◆ **Task description**: Take the data that follows and retype it word for word.

[Lines of data]
* Begin *
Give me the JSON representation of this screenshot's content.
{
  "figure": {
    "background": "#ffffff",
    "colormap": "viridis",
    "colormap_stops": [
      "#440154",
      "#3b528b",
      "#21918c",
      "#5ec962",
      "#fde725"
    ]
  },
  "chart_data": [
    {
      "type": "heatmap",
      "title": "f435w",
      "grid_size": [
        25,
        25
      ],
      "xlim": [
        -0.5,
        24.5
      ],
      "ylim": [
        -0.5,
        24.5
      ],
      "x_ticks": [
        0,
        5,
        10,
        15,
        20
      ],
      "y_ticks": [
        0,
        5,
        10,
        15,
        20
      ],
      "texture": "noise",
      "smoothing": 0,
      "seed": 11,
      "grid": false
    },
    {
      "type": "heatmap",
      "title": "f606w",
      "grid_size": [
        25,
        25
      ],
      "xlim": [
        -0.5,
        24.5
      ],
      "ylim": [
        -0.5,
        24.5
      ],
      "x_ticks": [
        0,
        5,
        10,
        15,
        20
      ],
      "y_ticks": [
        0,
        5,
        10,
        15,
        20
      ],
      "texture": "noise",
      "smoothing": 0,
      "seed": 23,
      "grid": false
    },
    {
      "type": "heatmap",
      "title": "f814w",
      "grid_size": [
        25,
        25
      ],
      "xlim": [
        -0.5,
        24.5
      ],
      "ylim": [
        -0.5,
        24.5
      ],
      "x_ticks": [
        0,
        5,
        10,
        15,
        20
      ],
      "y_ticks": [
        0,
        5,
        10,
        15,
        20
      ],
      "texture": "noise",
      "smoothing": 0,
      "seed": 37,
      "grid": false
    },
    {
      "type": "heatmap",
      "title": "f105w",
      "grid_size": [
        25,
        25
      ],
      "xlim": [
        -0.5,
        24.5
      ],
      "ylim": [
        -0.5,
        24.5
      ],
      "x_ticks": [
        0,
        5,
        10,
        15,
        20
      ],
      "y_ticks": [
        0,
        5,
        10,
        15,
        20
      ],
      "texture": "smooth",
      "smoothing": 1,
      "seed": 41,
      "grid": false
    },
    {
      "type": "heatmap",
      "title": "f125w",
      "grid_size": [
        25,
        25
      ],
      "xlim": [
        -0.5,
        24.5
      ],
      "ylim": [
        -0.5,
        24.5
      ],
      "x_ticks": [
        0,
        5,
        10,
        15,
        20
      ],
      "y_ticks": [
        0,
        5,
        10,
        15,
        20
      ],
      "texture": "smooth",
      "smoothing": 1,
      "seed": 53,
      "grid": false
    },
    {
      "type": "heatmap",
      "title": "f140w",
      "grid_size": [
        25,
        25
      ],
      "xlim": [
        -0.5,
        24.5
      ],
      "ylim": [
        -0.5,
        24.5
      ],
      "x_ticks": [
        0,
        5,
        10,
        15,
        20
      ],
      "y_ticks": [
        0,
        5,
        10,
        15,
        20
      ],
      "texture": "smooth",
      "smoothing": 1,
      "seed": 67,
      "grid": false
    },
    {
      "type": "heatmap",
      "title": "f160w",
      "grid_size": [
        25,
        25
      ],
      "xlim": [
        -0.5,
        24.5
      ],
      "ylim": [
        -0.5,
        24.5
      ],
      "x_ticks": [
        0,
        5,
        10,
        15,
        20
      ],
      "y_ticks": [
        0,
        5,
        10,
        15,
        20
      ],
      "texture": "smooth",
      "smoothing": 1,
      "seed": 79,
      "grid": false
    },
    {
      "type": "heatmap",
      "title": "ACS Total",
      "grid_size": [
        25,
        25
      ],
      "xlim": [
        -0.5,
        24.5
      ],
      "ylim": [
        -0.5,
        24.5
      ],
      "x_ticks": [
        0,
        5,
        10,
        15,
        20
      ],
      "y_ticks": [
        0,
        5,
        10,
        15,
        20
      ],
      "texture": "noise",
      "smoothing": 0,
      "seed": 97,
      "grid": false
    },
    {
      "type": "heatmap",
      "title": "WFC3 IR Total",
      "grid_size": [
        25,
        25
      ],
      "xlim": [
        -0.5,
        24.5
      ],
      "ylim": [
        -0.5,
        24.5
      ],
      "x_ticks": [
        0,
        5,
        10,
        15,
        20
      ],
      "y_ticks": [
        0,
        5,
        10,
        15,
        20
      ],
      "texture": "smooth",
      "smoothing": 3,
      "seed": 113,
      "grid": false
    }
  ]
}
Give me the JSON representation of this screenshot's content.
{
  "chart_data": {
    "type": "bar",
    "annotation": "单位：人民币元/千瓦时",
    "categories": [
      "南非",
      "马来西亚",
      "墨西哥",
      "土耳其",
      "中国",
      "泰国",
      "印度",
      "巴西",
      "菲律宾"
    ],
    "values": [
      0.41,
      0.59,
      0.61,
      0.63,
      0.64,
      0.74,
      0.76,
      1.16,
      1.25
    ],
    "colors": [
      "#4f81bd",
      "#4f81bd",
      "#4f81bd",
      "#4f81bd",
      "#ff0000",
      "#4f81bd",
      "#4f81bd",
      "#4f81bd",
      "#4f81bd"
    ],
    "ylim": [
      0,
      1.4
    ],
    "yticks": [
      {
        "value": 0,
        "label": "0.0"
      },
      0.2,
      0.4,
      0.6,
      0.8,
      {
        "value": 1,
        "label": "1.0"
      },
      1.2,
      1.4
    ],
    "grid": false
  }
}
* End *
◆ **Solution to the exercise**:
Give me the JSON representation of this screenshot's content.
{
  "figure": {
    "background": "#ffffff",
    "colormap": "viridis",
    "colormap_stops": [
      "#440154",
      "#3b528b",
      "#21918c",
      "#5ec962",
      "#fde725"
    ]
  },
  "chart_data": [
    {
      "type": "heatmap",
      "title": "f435w",
      "grid_size": [
        25,
        25
      ],
      "xlim": [
        -0.5,
        24.5
      ],
      "ylim": [
        -0.5,
        24.5
      ],
      "x_ticks": [
        0,
        5,
        10,
        15,
        20
      ],
      "y_ticks": [
        0,
        5,
        10,
        15,
        20
      ],
      "texture": "noise",
      "smoothing": 0,
      "seed": 11,
      "grid": false
    },
    {
      "type": "heatmap",
      "title": "f606w",
      "grid_size": [
        25,
        25
      ],
      "xlim": [
        -0.5,
        24.5
      ],
      "ylim": [
        -0.5,
        24.5
      ],
      "x_ticks": [
        0,
        5,
        10,
        15,
        20
      ],
      "y_ticks": [
        0,
        5,
        10,
        15,
        20
      ],
      "texture": "noise",
      "smoothing": 0,
      "seed": 23,
      "grid": false
    },
    {
      "type": "heatmap",
      "title": "f814w",
      "grid_size": [
        25,
        25
      ],
      "xlim": [
        -0.5,
        24.5
      ],
      "ylim": [
        -0.5,
        24.5
      ],
      "x_ticks": [
        0,
        5,
        10,
        15,
        20
      ],
      "y_ticks": [
        0,
        5,
        10,
        15,
        20
      ],
      "texture": "noise",
      "smoothing": 0,
      "seed": 37,
      "grid": false
    },
    {
      "type": "heatmap",
      "title": "f105w",
      "grid_size": [
        25,
        25
      ],
      "xlim": [
        -0.5,
        24.5
      ],
      "ylim": [
        -0.5,
        24.5
      ],
      "x_ticks": [
        0,
        5,
        10,
        15,
        20
      ],
      "y_ticks": [
        0,
        5,
        10,
        15,
        20
      ],
      "texture": "smooth",
      "smoothing": 1,
      "seed": 41,
      "grid": false
    },
    {
      "type": "heatmap",
      "title": "f125w",
      "grid_size": [
        25,
        25
      ],
      "xlim": [
        -0.5,
        24.5
      ],
      "ylim": [
        -0.5,
        24.5
      ],
      "x_ticks": [
        0,
        5,
        10,
        15,
        20
      ],
      "y_ticks": [
        0,
        5,
        10,
        15,
        20
      ],
      "texture": "smooth",
      "smoothing": 1,
      "seed": 53,
      "grid": false
    },
    {
      "type": "heatmap",
      "title": "f140w",
      "grid_size": [
        25,
        25
      ],
      "xlim": [
        -0.5,
        24.5
      ],
      "ylim": [
        -0.5,
        24.5
      ],
      "x_ticks": [
        0,
        5,
        10,
        15,
        20
      ],
      "y_ticks": [
        0,
        5,
        10,
        15,
        20
      ],
      "texture": "smooth",
      "smoothing": 1,
      "seed": 67,
      "grid": false
    },
    {
      "type": "heatmap",
      "title": "f160w",
      "grid_size": [
        25,
        25
      ],
      "xlim": [
        -0.5,
        24.5
      ],
      "ylim": [
        -0.5,
        24.5
      ],
      "x_ticks": [
        0,
        5,
        10,
        15,
        20
      ],
      "y_ticks": [
        0,
        5,
        10,
        15,
        20
      ],
      "texture": "smooth",
      "smoothing": 1,
      "seed": 79,
      "grid": false
    },
    {
      "type": "heatmap",
      "title": "ACS Total",
      "grid_size": [
        25,
        25
      ],
      "xlim": [
        -0.5,
        24.5
      ],
      "ylim": [
        -0.5,
        24.5
      ],
      "x_ticks": [
        0,
        5,
        10,
        15,
        20
      ],
      "y_ticks": [
        0,
        5,
        10,
        15,
        20
      ],
      "texture": "noise",
      "smoothing": 0,
      "seed": 97,
      "grid": false
    },
    {
      "type": "heatmap",
      "title": "WFC3 IR Total",
      "grid_size": [
        25,
        25
      ],
      "xlim": [
        -0.5,
        24.5
      ],
      "ylim": [
        -0.5,
        24.5
      ],
      "x_ticks": [
        0,
        5,
        10,
        15,
        20
      ],
      "y_ticks": [
        0,
        5,
        10,
        15,
        20
      ],
      "texture": "smooth",
      "smoothing": 3,
      "seed": 113,
      "grid": false
    }
  ]
}
Give me the JSON representation of this screenshot's content.
{
  "chart_data": {
    "type": "bar",
    "annotation": "单位：人民币元/千瓦时",
    "categories": [
      "南非",
      "马来西亚",
      "墨西哥",
      "土耳其",
      "中国",
      "泰国",
      "印度",
      "巴西",
      "菲律宾"
    ],
    "values": [
      0.41,
      0.59,
      0.61,
      0.63,
      0.64,
      0.74,
      0.76,
      1.16,
      1.25
    ],
    "colors": [
      "#4f81bd",
      "#4f81bd",
      "#4f81bd",
      "#4f81bd",
      "#ff0000",
      "#4f81bd",
      "#4f81bd",
      "#4f81bd",
      "#4f81bd"
    ],
    "ylim": [
      0,
      1.4
    ],
    "yticks": [
      {
        "value": 0,
        "label": "0.0"
      },
      0.2,
      0.4,
      0.6,
      0.8,
      {
        "value": 1,
        "label": "1.0"
      },
      1.2,
      1.4
    ],
    "grid": false
  }
}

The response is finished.